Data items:
++++++
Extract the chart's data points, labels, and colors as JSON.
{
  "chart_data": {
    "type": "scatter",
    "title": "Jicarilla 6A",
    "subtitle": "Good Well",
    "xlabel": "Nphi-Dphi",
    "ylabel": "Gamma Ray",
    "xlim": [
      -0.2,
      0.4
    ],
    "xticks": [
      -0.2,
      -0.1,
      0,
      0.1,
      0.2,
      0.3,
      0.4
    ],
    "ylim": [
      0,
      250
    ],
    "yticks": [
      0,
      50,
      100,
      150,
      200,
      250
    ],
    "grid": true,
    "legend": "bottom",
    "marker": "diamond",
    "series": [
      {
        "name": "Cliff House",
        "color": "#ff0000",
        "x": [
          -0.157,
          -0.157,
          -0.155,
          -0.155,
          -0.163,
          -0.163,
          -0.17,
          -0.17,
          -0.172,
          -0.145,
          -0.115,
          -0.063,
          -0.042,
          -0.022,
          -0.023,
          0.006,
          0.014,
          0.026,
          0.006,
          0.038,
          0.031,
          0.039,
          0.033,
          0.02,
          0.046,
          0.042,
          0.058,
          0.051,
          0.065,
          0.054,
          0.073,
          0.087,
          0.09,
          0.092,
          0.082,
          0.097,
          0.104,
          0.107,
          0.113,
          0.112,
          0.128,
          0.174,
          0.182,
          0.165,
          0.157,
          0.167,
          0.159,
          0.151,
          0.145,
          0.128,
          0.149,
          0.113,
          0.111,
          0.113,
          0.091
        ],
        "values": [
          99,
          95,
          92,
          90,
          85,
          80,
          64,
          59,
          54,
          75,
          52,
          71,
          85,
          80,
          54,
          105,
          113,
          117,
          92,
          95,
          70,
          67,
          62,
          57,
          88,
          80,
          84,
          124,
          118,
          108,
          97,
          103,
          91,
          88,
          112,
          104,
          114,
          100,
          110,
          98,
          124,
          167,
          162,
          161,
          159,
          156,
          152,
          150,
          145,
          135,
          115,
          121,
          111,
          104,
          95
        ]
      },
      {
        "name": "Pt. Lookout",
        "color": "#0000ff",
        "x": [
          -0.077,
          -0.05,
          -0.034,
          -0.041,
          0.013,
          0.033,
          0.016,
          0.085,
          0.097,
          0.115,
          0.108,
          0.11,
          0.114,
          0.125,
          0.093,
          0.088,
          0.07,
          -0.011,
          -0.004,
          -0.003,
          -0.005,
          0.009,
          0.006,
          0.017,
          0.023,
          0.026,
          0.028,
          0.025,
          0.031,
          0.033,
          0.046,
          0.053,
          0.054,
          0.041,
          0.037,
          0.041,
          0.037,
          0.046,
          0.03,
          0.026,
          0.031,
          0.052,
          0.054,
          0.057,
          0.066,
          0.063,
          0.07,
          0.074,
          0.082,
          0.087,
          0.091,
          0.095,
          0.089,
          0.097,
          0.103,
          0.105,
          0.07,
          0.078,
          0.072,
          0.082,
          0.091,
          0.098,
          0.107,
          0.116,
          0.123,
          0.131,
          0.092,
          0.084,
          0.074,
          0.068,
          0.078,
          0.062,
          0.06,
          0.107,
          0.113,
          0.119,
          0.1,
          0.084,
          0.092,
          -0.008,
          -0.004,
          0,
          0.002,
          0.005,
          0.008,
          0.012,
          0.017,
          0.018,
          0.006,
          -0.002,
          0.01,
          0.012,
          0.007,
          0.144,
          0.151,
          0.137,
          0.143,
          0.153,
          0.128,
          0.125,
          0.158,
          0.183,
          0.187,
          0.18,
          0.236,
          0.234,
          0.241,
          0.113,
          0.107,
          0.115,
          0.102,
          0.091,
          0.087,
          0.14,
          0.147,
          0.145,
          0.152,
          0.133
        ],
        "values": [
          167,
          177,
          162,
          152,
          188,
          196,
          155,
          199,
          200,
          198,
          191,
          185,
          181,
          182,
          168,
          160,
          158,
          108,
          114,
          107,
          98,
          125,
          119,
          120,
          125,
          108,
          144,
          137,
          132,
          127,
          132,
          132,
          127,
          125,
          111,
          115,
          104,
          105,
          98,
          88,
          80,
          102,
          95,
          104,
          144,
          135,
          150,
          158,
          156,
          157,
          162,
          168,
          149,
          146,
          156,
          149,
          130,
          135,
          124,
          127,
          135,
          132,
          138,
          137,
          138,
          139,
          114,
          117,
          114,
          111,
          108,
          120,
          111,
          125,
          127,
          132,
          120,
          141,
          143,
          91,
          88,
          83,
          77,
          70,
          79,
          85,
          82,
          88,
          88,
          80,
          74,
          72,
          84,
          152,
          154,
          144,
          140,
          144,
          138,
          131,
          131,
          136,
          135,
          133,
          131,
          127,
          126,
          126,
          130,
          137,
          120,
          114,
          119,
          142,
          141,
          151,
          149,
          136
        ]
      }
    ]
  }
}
++++++
The request:
Transcribe every entry word for word.

Response to this exercise:
Extract the chart's data points, labels, and colors as JSON.
{
  "chart_data": {
    "type": "scatter",
    "title": "Jicarilla 6A",
    "subtitle": "Good Well",
    "xlabel": "Nphi-Dphi",
    "ylabel": "Gamma Ray",
    "xlim": [
      -0.2,
      0.4
    ],
    "xticks": [
      -0.2,
      -0.1,
      0,
      0.1,
      0.2,
      0.3,
      0.4
    ],
    "ylim": [
      0,
      250
    ],
    "yticks": [
      0,
      50,
      100,
      150,
      200,
      250
    ],
    "grid": true,
    "legend": "bottom",
    "marker": "diamond",
    "series": [
      {
        "name": "Cliff House",
        "color": "#ff0000",
        "x": [
          -0.157,
          -0.157,
          -0.155,
          -0.155,
          -0.163,
          -0.163,
          -0.17,
          -0.17,
          -0.172,
          -0.145,
          -0.115,
          -0.063,
          -0.042,
          -0.022,
          -0.023,
          0.006,
          0.014,
          0.026,
          0.006,
          0.038,
          0.031,
          0.039,
          0.033,
          0.02,
          0.046,
          0.042,
          0.058,
          0.051,
          0.065,
          0.054,
          0.073,
          0.087,
          0.09,
          0.092,
          0.082,
          0.097,
          0.104,
          0.107,
          0.113,
          0.112,
          0.128,
          0.174,
          0.182,
          0.165,
          0.157,
          0.167,
          0.159,
          0.151,
          0.145,
          0.128,
          0.149,
          0.113,
          0.111,
          0.113,
          0.091
        ],
        "values": [
          99,
          95,
          92,
          90,
          85,
          80,
          64,
          59,
          54,
          75,
          52,
          71,
          85,
          80,
          54,
          105,
          113,
          117,
          92,
          95,
          70,
          67,
          62,
          57,
          88,
          80,
          84,
          124,
          118,
          108,
          97,
          103,
          91,
          88,
          112,
          104,
          114,
          100,
          110,
          98,
          124,
          167,
          162,
          161,
          159,
          156,
          152,
          150,
          145,
          135,
          115,
          121,
          111,
          104,
          95
        ]
      },
      {
        "name": "Pt. Lookout",
        "color": "#0000ff",
        "x": [
          -0.077,
          -0.05,
          -0.034,
          -0.041,
          0.013,
          0.033,
          0.016,
          0.085,
          0.097,
          0.115,
          0.108,
          0.11,
          0.114,
          0.125,
          0.093,
          0.088,
          0.07,
          -0.011,
          -0.004,
          -0.003,
          -0.005,
          0.009,
          0.006,
          0.017,
          0.023,
          0.026,
          0.028,
          0.025,
          0.031,
          0.033,
          0.046,
          0.053,
          0.054,
          0.041,
          0.037,
          0.041,
          0.037,
          0.046,
          0.03,
          0.026,
          0.031,
          0.052,
          0.054,
          0.057,
          0.066,
          0.063,
          0.07,
          0.074,
          0.082,
          0.087,
          0.091,
          0.095,
          0.089,
          0.097,
          0.103,
          0.105,
          0.07,
          0.078,
          0.072,
          0.082,
          0.091,
          0.098,
          0.107,
          0.116,
          0.123,
          0.131,
          0.092,
          0.084,
          0.074,
          0.068,
          0.078,
          0.062,
          0.06,
          0.107,
          0.113,
          0.119,
          0.1,
          0.084,
          0.092,
          -0.008,
          -0.004,
          0,
          0.002,
          0.005,
          0.008,
          0.012,
          0.017,
          0.018,
          0.006,
          -0.002,
          0.01,
          0.012,
          0.007,
          0.144,
          0.151,
          0.137,
          0.143,
          0.153,
          0.128,
          0.125,
          0.158,
          0.183,
          0.187,
          0.18,
          0.236,
          0.234,
          0.241,
          0.113,
          0.107,
          0.115,
          0.102,
          0.091,
          0.087,
          0.14,
          0.147,
          0.145,
          0.152,
          0.133
        ],
        "values": [
          167,
          177,
          162,
          152,
          188,
          196,
          155,
          199,
          200,
          198,
          191,
          185,
          181,
          182,
          168,
          160,
          158,
          108,
          114,
          107,
          98,
          125,
          119,
          120,
          125,
          108,
          144,
          137,
          132,
          127,
          132,
          132,
          127,
          125,
          111,
          115,
          104,
          105,
          98,
          88,
          80,
          102,
          95,
          104,
          144,
          135,
          150,
          158,
          156,
          157,
          162,
          168,
          149,
          146,
          156,
          149,
          130,
          135,
          124,
          127,
          135,
          132,
          138,
          137,
          138,
          139,
          114,
          117,
          114,
          111,
          108,
          120,
          111,
          125,
          127,
          132,
          120,
          141,
          143,
          91,
          88,
          83,
          77,
          70,
          79,
          85,
          82,
          88,
          88,
          80,
          74,
          72,
          84,
          152,
          154,
          144,
          140,
          144,
          138,
          131,
          131,
          136,
          135,
          133,
          131,
          127,
          126,
          126,
          130,
          137,
          120,
          114,
          119,
          142,
          141,
          151,
          149,
          136
        ]
      }
    ]
  }
}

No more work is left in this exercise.